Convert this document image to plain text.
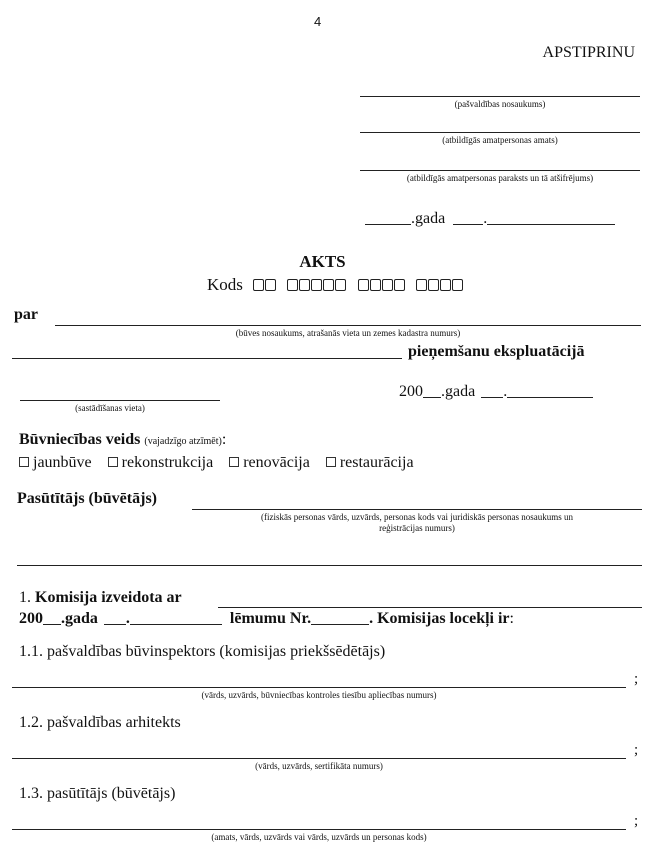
4
APSTIPRINU
(pašvaldības nosaukums)
(atbildīgās amatpersonas amats)
(atbildīgās amatpersonas paraksts un tā atšifrējums)
.gada .
AKTS
Kods
par
(būves nosaukums, atrašanās vieta un zemes kadastra numurs)
pieņemšanu ekspluatācijā
(sastādīšanas vieta)
200 .gada .
Būvniecības veids (vajadzīgo atzīmēt):
jaunbūve rekonstrukcija renovācija restaurācija
Pasūtītājs (būvētājs)
(fiziskās personas vārds, uzvārds, personas kods vai juridiskās personas nosaukums un
reģistrācijas numurs)
1. Komisija izveidota ar
200 .gada .	lēmumu Nr.	. Komisijas locekļi ir:
1.1. pašvaldības būvinspektors (komisijas priekšsēdētājs)
;
(vārds, uzvārds, būvniecības kontroles tiesību apliecības numurs)
1.2. pašvaldības arhitekts
;
(vārds, uzvārds, sertifikāta numurs)
1.3. pasūtītājs (būvētājs)
;
(amats, vārds, uzvārds vai vārds, uzvārds un personas kods)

-- -- --

Your task is to set down the records shown above exactly, minus any pictures.

Convert this document image to plain text.
4
APSTIPRINU
(pašvaldības nosaukums)
(atbildīgās amatpersonas amats)
(atbildīgās amatpersonas paraksts un tā atšifrējums)
.gada .
AKTS
Kods
par
(būves nosaukums, atrašanās vieta un zemes kadastra numurs)
pieņemšanu ekspluatācijā
(sastādīšanas vieta)
200 .gada .
Būvniecības veids (vajadzīgo atzīmēt):
jaunbūve rekonstrukcija renovācija restaurācija
Pasūtītājs (būvētājs)
(fiziskās personas vārds, uzvārds, personas kods vai juridiskās personas nosaukums un
reģistrācijas numurs)
1. Komisija izveidota ar
200 .gada .	lēmumu Nr.	. Komisijas locekļi ir:
1.1. pašvaldības būvinspektors (komisijas priekšsēdētājs)
;
(vārds, uzvārds, būvniecības kontroles tiesību apliecības numurs)
1.2. pašvaldības arhitekts
;
(vārds, uzvārds, sertifikāta numurs)
1.3. pasūtītājs (būvētājs)
;
(amats, vārds, uzvārds vai vārds, uzvārds un personas kods)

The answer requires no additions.